### ROWS ###

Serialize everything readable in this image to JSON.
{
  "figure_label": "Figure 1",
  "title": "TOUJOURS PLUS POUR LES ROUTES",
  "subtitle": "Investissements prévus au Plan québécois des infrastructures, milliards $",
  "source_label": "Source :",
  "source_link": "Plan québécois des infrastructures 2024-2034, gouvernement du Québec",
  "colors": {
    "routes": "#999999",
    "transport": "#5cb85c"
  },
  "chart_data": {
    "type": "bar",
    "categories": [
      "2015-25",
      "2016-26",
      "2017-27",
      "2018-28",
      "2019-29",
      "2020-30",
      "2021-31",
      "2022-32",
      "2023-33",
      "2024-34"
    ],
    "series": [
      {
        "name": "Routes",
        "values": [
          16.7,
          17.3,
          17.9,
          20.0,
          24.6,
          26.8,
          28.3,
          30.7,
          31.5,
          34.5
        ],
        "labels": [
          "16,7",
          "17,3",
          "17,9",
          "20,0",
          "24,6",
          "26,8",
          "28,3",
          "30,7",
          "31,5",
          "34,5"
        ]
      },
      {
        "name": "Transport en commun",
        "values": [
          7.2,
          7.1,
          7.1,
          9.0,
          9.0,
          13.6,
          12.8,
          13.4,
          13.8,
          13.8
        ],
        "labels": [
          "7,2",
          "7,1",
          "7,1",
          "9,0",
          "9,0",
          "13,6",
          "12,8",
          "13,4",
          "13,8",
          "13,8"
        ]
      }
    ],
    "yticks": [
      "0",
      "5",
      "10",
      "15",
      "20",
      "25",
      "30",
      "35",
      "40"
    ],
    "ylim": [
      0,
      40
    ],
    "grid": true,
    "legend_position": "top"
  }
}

###

* EXERCISE TASK *
The answer must consist solely of the number of lines in the entries that contain the word "Plan".

* REPLY TO THE EXERCISE *
2